**Instructions to follow:** Repeat the lines below with "expand-arrow-icon" substituted for every "collapse-arrow-icon", keeping everything else the same.

**Data items:**

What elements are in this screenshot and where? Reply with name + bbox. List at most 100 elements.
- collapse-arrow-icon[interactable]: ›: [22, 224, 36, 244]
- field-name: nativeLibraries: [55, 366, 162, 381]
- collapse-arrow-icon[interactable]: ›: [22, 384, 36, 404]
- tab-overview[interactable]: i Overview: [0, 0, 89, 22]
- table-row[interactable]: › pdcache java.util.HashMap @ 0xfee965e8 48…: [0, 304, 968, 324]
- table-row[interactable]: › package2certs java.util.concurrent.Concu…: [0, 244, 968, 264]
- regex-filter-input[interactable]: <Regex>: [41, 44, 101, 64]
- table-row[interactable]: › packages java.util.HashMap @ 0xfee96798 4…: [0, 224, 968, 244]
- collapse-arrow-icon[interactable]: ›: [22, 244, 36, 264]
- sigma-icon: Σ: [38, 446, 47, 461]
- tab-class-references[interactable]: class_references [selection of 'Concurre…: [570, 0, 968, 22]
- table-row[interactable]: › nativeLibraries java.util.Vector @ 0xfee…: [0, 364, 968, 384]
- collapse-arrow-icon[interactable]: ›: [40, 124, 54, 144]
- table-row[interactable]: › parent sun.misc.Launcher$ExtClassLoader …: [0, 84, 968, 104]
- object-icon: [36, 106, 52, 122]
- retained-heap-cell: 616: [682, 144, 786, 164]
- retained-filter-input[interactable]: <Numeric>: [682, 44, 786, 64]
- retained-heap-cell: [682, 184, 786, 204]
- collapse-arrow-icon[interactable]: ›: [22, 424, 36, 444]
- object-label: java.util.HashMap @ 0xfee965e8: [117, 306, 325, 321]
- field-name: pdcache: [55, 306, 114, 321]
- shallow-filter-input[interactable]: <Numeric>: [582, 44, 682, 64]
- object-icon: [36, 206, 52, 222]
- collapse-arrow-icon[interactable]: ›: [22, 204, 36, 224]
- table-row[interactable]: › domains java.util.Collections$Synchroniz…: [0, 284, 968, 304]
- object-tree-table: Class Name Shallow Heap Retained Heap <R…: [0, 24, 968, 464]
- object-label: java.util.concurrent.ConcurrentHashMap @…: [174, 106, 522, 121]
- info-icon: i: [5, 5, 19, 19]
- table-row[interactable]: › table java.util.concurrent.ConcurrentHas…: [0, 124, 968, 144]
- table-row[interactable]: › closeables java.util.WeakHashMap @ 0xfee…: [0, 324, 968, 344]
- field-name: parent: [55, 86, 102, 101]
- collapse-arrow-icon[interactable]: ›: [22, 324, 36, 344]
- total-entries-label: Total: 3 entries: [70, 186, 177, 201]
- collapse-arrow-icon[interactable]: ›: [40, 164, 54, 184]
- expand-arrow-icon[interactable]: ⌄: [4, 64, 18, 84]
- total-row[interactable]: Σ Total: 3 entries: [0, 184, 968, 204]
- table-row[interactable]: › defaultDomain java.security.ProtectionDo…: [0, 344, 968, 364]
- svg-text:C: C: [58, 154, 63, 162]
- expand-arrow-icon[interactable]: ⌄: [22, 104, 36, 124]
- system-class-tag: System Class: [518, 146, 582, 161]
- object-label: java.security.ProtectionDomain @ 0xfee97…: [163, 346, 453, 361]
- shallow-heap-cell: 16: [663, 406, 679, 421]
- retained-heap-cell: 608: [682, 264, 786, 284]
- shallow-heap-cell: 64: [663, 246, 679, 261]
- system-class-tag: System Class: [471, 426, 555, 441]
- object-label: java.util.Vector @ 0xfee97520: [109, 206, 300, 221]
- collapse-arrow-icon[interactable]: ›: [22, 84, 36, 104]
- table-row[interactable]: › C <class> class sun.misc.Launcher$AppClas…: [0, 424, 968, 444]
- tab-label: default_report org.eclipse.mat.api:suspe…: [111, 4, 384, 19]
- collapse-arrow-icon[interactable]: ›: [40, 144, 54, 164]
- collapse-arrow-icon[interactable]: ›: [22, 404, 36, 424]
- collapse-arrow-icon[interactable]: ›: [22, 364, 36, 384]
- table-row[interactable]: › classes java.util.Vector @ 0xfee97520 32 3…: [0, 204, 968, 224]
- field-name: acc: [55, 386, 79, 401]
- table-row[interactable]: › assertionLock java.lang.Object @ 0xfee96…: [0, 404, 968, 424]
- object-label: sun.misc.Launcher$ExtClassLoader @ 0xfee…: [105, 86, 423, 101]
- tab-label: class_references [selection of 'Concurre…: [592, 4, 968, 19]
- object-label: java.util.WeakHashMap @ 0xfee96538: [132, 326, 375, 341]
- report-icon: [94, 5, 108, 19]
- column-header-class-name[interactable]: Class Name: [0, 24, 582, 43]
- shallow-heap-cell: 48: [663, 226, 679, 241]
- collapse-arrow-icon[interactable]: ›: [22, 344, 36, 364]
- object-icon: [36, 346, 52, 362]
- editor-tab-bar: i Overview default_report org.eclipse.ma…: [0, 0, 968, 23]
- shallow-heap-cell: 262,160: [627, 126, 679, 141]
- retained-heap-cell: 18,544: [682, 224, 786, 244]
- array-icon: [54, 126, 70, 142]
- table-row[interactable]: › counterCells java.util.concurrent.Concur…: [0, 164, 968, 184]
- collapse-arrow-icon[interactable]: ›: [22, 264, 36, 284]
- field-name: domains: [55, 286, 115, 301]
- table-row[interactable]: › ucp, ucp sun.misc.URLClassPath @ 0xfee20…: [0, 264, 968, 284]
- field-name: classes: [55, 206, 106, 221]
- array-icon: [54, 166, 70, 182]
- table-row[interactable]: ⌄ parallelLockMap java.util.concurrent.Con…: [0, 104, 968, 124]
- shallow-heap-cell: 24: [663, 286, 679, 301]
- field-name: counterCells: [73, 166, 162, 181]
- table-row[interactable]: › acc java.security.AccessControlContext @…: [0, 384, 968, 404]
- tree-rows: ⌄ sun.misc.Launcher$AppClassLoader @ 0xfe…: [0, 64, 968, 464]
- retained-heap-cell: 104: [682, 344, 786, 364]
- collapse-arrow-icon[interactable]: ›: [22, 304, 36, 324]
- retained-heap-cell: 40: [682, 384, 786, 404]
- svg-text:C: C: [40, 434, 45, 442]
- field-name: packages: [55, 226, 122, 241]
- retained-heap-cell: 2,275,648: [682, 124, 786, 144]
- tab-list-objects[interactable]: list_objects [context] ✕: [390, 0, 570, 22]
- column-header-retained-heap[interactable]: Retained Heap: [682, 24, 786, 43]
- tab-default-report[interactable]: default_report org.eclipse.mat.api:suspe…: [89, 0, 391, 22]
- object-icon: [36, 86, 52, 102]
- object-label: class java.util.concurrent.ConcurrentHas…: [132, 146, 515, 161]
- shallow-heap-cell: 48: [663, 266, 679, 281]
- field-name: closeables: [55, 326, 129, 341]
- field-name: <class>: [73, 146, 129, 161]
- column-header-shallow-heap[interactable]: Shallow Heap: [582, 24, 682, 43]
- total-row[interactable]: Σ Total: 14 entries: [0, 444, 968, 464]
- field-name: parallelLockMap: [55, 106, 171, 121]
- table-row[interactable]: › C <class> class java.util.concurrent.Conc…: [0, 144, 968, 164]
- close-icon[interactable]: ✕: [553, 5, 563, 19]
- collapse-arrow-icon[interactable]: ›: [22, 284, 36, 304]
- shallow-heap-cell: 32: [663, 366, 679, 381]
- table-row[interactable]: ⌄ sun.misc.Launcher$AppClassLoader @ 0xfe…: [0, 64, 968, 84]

**Expected output:**
What elements are in this screenshot and where? Reply with name + bbox. List at most 100 elements.
- expand-arrow-icon[interactable]: ›: [22, 224, 36, 244]
- field-name: nativeLibraries: [55, 366, 162, 381]
- expand-arrow-icon[interactable]: ›: [22, 384, 36, 404]
- tab-overview[interactable]: i Overview: [0, 0, 89, 22]
- table-row[interactable]: › pdcache java.util.HashMap @ 0xfee965e8 48…: [0, 304, 968, 324]
- table-row[interactable]: › package2certs java.util.concurrent.Concu…: [0, 244, 968, 264]
- regex-filter-input[interactable]: <Regex>: [41, 44, 101, 64]
- table-row[interactable]: › packages java.util.HashMap @ 0xfee96798 4…: [0, 224, 968, 244]
- expand-arrow-icon[interactable]: ›: [22, 244, 36, 264]
- sigma-icon: Σ: [38, 446, 47, 461]
- tab-class-references[interactable]: class_references [selection of 'Concurre…: [570, 0, 968, 22]
- table-row[interactable]: › nativeLibraries java.util.Vector @ 0xfee…: [0, 364, 968, 384]
- expand-arrow-icon[interactable]: ›: [40, 124, 54, 144]
- table-row[interactable]: › parent sun.misc.Launcher$ExtClassLoader …: [0, 84, 968, 104]
- object-icon: [36, 106, 52, 122]
- retained-heap-cell: 616: [682, 144, 786, 164]
- retained-filter-input[interactable]: <Numeric>: [682, 44, 786, 64]
- retained-heap-cell: [682, 184, 786, 204]
- expand-arrow-icon[interactable]: ›: [22, 424, 36, 444]
- object-label: java.util.HashMap @ 0xfee965e8: [117, 306, 325, 321]
- field-name: pdcache: [55, 306, 114, 321]
- shallow-filter-input[interactable]: <Numeric>: [582, 44, 682, 64]
- object-icon: [36, 206, 52, 222]
- expand-arrow-icon[interactable]: ›: [22, 204, 36, 224]
- table-row[interactable]: › domains java.util.Collections$Synchroniz…: [0, 284, 968, 304]
- object-tree-table: Class Name Shallow Heap Retained Heap <R…: [0, 24, 968, 464]
- object-label: java.util.concurrent.ConcurrentHashMap @…: [174, 106, 522, 121]
- info-icon: i: [5, 5, 19, 19]
- table-row[interactable]: › table java.util.concurrent.ConcurrentHas…: [0, 124, 968, 144]
- table-row[interactable]: › closeables java.util.WeakHashMap @ 0xfee…: [0, 324, 968, 344]
- field-name: parent: [55, 86, 102, 101]
- expand-arrow-icon[interactable]: ›: [22, 324, 36, 344]
- total-entries-label: Total: 3 entries: [70, 186, 177, 201]
- expand-arrow-icon[interactable]: ›: [40, 164, 54, 184]
- expand-arrow-icon[interactable]: ⌄: [4, 64, 18, 84]
- total-row[interactable]: Σ Total: 3 entries: [0, 184, 968, 204]
- table-row[interactable]: › defaultDomain java.security.ProtectionDo…: [0, 344, 968, 364]
- svg-text:C: C: [58, 154, 63, 162]
- expand-arrow-icon[interactable]: ⌄: [22, 104, 36, 124]
- system-class-tag: System Class: [518, 146, 582, 161]
- object-label: java.security.ProtectionDomain @ 0xfee97…: [163, 346, 453, 361]
- shallow-heap-cell: 16: [663, 406, 679, 421]
- retained-heap-cell: 608: [682, 264, 786, 284]
- shallow-heap-cell: 64: [663, 246, 679, 261]
- system-class-tag: System Class: [471, 426, 555, 441]
- object-label: java.util.Vector @ 0xfee97520: [109, 206, 300, 221]
- expand-arrow-icon[interactable]: ›: [22, 84, 36, 104]
- table-row[interactable]: › C <class> class sun.misc.Launcher$AppClas…: [0, 424, 968, 444]
- tab-label: default_report org.eclipse.mat.api:suspe…: [111, 4, 384, 19]
- expand-arrow-icon[interactable]: ›: [40, 144, 54, 164]
- expand-arrow-icon[interactable]: ›: [22, 404, 36, 424]
- expand-arrow-icon[interactable]: ›: [22, 364, 36, 384]
- table-row[interactable]: › classes java.util.Vector @ 0xfee97520 32 3…: [0, 204, 968, 224]
- field-name: acc: [55, 386, 79, 401]
- table-row[interactable]: › assertionLock java.lang.Object @ 0xfee96…: [0, 404, 968, 424]
- object-label: sun.misc.Launcher$ExtClassLoader @ 0xfee…: [105, 86, 423, 101]
- tab-label: class_references [selection of 'Concurre…: [592, 4, 968, 19]
- object-label: java.util.WeakHashMap @ 0xfee96538: [132, 326, 375, 341]
- report-icon: [94, 5, 108, 19]
- column-header-class-name[interactable]: Class Name: [0, 24, 582, 43]
- shallow-heap-cell: 48: [663, 226, 679, 241]
- expand-arrow-icon[interactable]: ›: [22, 344, 36, 364]
- object-icon: [36, 346, 52, 362]
- editor-tab-bar: i Overview default_report org.eclipse.ma…: [0, 0, 968, 23]
- shallow-heap-cell: 262,160: [627, 126, 679, 141]
- retained-heap-cell: 18,544: [682, 224, 786, 244]
- array-icon: [54, 126, 70, 142]
- table-row[interactable]: › counterCells java.util.concurrent.Concur…: [0, 164, 968, 184]
- expand-arrow-icon[interactable]: ›: [22, 264, 36, 284]
- field-name: domains: [55, 286, 115, 301]
- table-row[interactable]: › ucp, ucp sun.misc.URLClassPath @ 0xfee20…: [0, 264, 968, 284]
- field-name: classes: [55, 206, 106, 221]
- array-icon: [54, 166, 70, 182]
- table-row[interactable]: ⌄ parallelLockMap java.util.concurrent.Con…: [0, 104, 968, 124]
- shallow-heap-cell: 24: [663, 286, 679, 301]
- field-name: counterCells: [73, 166, 162, 181]
- table-row[interactable]: › acc java.security.AccessControlContext @…: [0, 384, 968, 404]
- tree-rows: ⌄ sun.misc.Launcher$AppClassLoader @ 0xfe…: [0, 64, 968, 464]
- retained-heap-cell: 104: [682, 344, 786, 364]
- expand-arrow-icon[interactable]: ›: [22, 304, 36, 324]
- retained-heap-cell: 40: [682, 384, 786, 404]
- svg-text:C: C: [40, 434, 45, 442]
- field-name: packages: [55, 226, 122, 241]
- retained-heap-cell: 2,275,648: [682, 124, 786, 144]
- tab-list-objects[interactable]: list_objects [context] ✕: [390, 0, 570, 22]
- column-header-retained-heap[interactable]: Retained Heap: [682, 24, 786, 43]
- tab-default-report[interactable]: default_report org.eclipse.mat.api:suspe…: [89, 0, 391, 22]
- object-icon: [36, 86, 52, 102]
- object-label: class java.util.concurrent.ConcurrentHas…: [132, 146, 515, 161]
- shallow-heap-cell: 48: [663, 266, 679, 281]
- field-name: closeables: [55, 326, 129, 341]
- field-name: <class>: [73, 146, 129, 161]
- column-header-shallow-heap[interactable]: Shallow Heap: [582, 24, 682, 43]
- total-row[interactable]: Σ Total: 14 entries: [0, 444, 968, 464]
- field-name: parallelLockMap: [55, 106, 171, 121]
- table-row[interactable]: › C <class> class java.util.concurrent.Conc…: [0, 144, 968, 164]
- close-icon[interactable]: ✕: [553, 5, 563, 19]
- expand-arrow-icon[interactable]: ›: [22, 284, 36, 304]
- shallow-heap-cell: 32: [663, 366, 679, 381]
- table-row[interactable]: ⌄ sun.misc.Launcher$AppClassLoader @ 0xfe…: [0, 64, 968, 84]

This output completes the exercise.